■ **REQUIREMENTS**:
Leave out the pictures and copy each record below exactly.

■ **LISTING**:

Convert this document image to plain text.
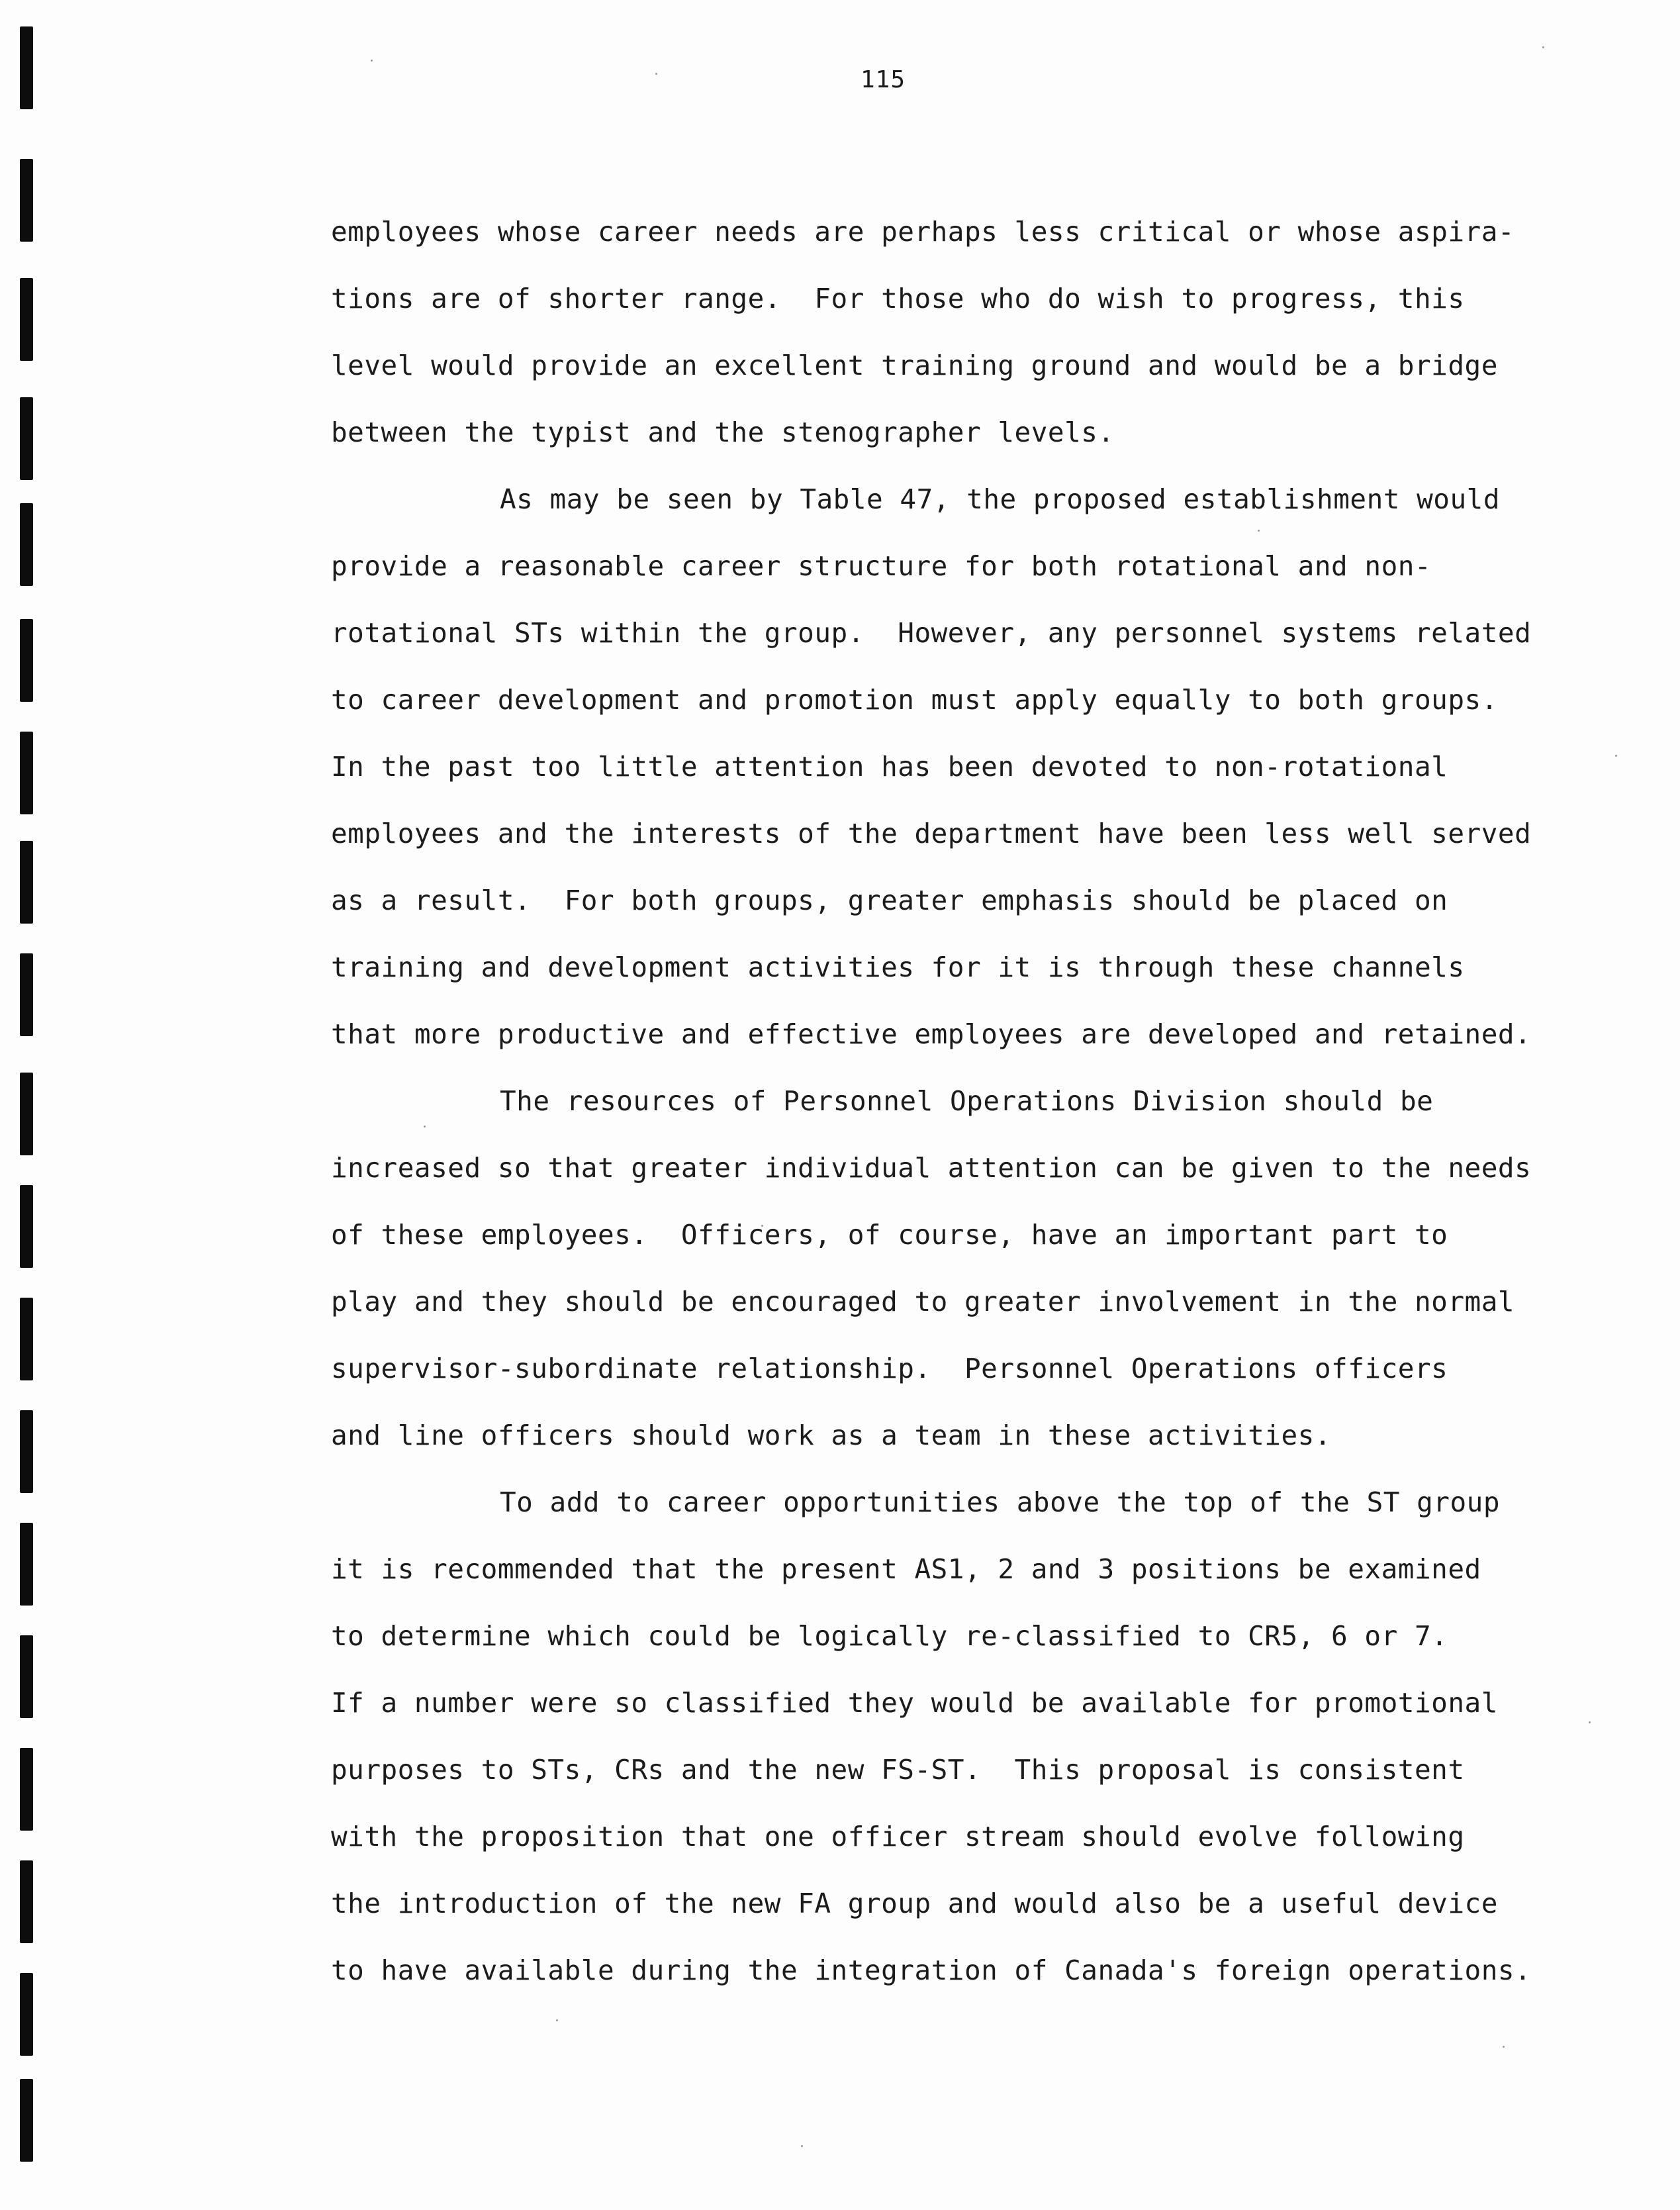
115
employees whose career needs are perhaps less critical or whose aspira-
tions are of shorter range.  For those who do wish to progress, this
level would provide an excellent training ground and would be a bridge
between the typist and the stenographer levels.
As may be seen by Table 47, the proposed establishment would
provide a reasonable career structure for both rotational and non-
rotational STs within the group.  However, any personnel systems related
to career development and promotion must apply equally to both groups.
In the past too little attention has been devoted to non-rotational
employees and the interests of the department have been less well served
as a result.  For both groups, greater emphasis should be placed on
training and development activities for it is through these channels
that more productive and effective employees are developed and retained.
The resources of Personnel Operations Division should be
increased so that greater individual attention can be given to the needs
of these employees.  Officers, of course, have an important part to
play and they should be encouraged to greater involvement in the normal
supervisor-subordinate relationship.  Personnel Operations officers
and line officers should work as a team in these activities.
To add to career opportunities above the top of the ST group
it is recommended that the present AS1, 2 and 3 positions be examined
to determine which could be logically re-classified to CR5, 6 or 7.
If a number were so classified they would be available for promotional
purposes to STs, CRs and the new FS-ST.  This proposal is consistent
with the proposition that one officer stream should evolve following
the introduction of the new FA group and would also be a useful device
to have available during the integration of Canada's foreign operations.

■ **ANSWER IN FULL**:
Convert this document image to plain text.
115
employees whose career needs are perhaps less critical or whose aspira-
tions are of shorter range.  For those who do wish to progress, this
level would provide an excellent training ground and would be a bridge
between the typist and the stenographer levels.
As may be seen by Table 47, the proposed establishment would
provide a reasonable career structure for both rotational and non-
rotational STs within the group.  However, any personnel systems related
to career development and promotion must apply equally to both groups.
In the past too little attention has been devoted to non-rotational
employees and the interests of the department have been less well served
as a result.  For both groups, greater emphasis should be placed on
training and development activities for it is through these channels
that more productive and effective employees are developed and retained.
The resources of Personnel Operations Division should be
increased so that greater individual attention can be given to the needs
of these employees.  Officers, of course, have an important part to
play and they should be encouraged to greater involvement in the normal
supervisor-subordinate relationship.  Personnel Operations officers
and line officers should work as a team in these activities.
To add to career opportunities above the top of the ST group
it is recommended that the present AS1, 2 and 3 positions be examined
to determine which could be logically re-classified to CR5, 6 or 7.
If a number were so classified they would be available for promotional
purposes to STs, CRs and the new FS-ST.  This proposal is consistent
with the proposition that one officer stream should evolve following
the introduction of the new FA group and would also be a useful device
to have available during the integration of Canada's foreign operations.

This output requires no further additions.